◆ What the task requires:
Below is a listing; copy all of it exactly.

## BEGIN Raw data

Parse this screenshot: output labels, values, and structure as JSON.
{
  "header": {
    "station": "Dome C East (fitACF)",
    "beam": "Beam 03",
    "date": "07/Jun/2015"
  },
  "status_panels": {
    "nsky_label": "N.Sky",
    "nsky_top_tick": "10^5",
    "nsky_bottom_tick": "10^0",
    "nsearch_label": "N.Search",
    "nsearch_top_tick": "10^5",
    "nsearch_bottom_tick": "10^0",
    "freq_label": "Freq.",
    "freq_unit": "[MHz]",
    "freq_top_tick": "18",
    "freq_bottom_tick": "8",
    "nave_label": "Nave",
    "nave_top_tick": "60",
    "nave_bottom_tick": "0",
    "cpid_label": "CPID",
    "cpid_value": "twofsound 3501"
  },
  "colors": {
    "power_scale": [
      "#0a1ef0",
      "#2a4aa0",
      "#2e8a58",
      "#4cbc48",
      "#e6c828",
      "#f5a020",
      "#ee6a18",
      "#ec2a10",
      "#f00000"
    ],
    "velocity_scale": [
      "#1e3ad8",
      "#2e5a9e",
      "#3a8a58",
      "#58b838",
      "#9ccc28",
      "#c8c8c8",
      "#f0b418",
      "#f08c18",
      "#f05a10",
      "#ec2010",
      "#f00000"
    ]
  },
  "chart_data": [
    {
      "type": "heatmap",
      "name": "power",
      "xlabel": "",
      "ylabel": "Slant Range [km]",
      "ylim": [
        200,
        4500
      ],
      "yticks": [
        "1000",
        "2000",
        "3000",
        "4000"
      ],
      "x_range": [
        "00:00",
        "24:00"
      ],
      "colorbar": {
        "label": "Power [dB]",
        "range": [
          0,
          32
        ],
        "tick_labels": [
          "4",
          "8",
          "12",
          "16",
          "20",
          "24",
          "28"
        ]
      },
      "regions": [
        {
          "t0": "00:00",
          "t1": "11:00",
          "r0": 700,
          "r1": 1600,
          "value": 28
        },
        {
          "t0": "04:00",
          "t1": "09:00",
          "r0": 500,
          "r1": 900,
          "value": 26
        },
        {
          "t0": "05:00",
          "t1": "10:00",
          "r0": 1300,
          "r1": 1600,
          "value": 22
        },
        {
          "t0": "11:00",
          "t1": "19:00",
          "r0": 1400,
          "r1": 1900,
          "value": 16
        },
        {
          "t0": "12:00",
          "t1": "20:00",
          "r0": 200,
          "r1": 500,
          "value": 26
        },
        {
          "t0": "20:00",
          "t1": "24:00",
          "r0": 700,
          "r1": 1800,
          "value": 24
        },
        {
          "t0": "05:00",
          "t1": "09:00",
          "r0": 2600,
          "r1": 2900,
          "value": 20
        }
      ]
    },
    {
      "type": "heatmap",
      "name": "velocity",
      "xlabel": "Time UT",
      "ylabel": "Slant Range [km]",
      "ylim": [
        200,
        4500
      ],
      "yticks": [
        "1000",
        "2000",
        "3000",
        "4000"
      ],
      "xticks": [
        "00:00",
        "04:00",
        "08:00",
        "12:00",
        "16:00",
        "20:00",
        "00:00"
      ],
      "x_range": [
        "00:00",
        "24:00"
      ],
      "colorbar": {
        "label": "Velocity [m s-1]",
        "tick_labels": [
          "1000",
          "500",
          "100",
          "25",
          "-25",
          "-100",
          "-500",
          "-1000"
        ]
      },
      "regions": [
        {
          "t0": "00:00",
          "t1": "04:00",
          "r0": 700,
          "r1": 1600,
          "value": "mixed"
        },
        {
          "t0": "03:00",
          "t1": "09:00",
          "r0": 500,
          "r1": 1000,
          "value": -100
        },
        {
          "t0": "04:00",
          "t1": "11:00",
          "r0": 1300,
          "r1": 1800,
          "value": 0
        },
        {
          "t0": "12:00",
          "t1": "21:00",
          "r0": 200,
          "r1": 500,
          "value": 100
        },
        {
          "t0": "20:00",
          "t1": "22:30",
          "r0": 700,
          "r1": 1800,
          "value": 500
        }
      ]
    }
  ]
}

## END Raw data

◆ Solution for this task:
Parse this screenshot: output labels, values, and structure as JSON.
{
  "header": {
    "station": "Dome C East (fitACF)",
    "beam": "Beam 03",
    "date": "07/Jun/2015"
  },
  "status_panels": {
    "nsky_label": "N.Sky",
    "nsky_top_tick": "10^5",
    "nsky_bottom_tick": "10^0",
    "nsearch_label": "N.Search",
    "nsearch_top_tick": "10^5",
    "nsearch_bottom_tick": "10^0",
    "freq_label": "Freq.",
    "freq_unit": "[MHz]",
    "freq_top_tick": "18",
    "freq_bottom_tick": "8",
    "nave_label": "Nave",
    "nave_top_tick": "60",
    "nave_bottom_tick": "0",
    "cpid_label": "CPID",
    "cpid_value": "twofsound 3501"
  },
  "colors": {
    "power_scale": [
      "#0a1ef0",
      "#2a4aa0",
      "#2e8a58",
      "#4cbc48",
      "#e6c828",
      "#f5a020",
      "#ee6a18",
      "#ec2a10",
      "#f00000"
    ],
    "velocity_scale": [
      "#1e3ad8",
      "#2e5a9e",
      "#3a8a58",
      "#58b838",
      "#9ccc28",
      "#c8c8c8",
      "#f0b418",
      "#f08c18",
      "#f05a10",
      "#ec2010",
      "#f00000"
    ]
  },
  "chart_data": [
    {
      "type": "heatmap",
      "name": "power",
      "xlabel": "",
      "ylabel": "Slant Range [km]",
      "ylim": [
        200,
        4500
      ],
      "yticks": [
        "1000",
        "2000",
        "3000",
        "4000"
      ],
      "x_range": [
        "00:00",
        "24:00"
      ],
      "colorbar": {
        "label": "Power [dB]",
        "range": [
          0,
          32
        ],
        "tick_labels": [
          "4",
          "8",
          "12",
          "16",
          "20",
          "24",
          "28"
        ]
      },
      "regions": [
        {
          "t0": "00:00",
          "t1": "11:00",
          "r0": 700,
          "r1": 1600,
          "value": 28
        },
        {
          "t0": "04:00",
          "t1": "09:00",
          "r0": 500,
          "r1": 900,
          "value": 26
        },
        {
          "t0": "05:00",
          "t1": "10:00",
          "r0": 1300,
          "r1": 1600,
          "value": 22
        },
        {
          "t0": "11:00",
          "t1": "19:00",
          "r0": 1400,
          "r1": 1900,
          "value": 16
        },
        {
          "t0": "12:00",
          "t1": "20:00",
          "r0": 200,
          "r1": 500,
          "value": 26
        },
        {
          "t0": "20:00",
          "t1": "24:00",
          "r0": 700,
          "r1": 1800,
          "value": 24
        },
        {
          "t0": "05:00",
          "t1": "09:00",
          "r0": 2600,
          "r1": 2900,
          "value": 20
        }
      ]
    },
    {
      "type": "heatmap",
      "name": "velocity",
      "xlabel": "Time UT",
      "ylabel": "Slant Range [km]",
      "ylim": [
        200,
        4500
      ],
      "yticks": [
        "1000",
        "2000",
        "3000",
        "4000"
      ],
      "xticks": [
        "00:00",
        "04:00",
        "08:00",
        "12:00",
        "16:00",
        "20:00",
        "00:00"
      ],
      "x_range": [
        "00:00",
        "24:00"
      ],
      "colorbar": {
        "label": "Velocity [m s-1]",
        "tick_labels": [
          "1000",
          "500",
          "100",
          "25",
          "-25",
          "-100",
          "-500",
          "-1000"
        ]
      },
      "regions": [
        {
          "t0": "00:00",
          "t1": "04:00",
          "r0": 700,
          "r1": 1600,
          "value": "mixed"
        },
        {
          "t0": "03:00",
          "t1": "09:00",
          "r0": 500,
          "r1": 1000,
          "value": -100
        },
        {
          "t0": "04:00",
          "t1": "11:00",
          "r0": 1300,
          "r1": 1800,
          "value": 0
        },
        {
          "t0": "12:00",
          "t1": "21:00",
          "r0": 200,
          "r1": 500,
          "value": 100
        },
        {
          "t0": "20:00",
          "t1": "22:30",
          "r0": 700,
          "r1": 1800,
          "value": 500
        }
      ]
    }
  ]
}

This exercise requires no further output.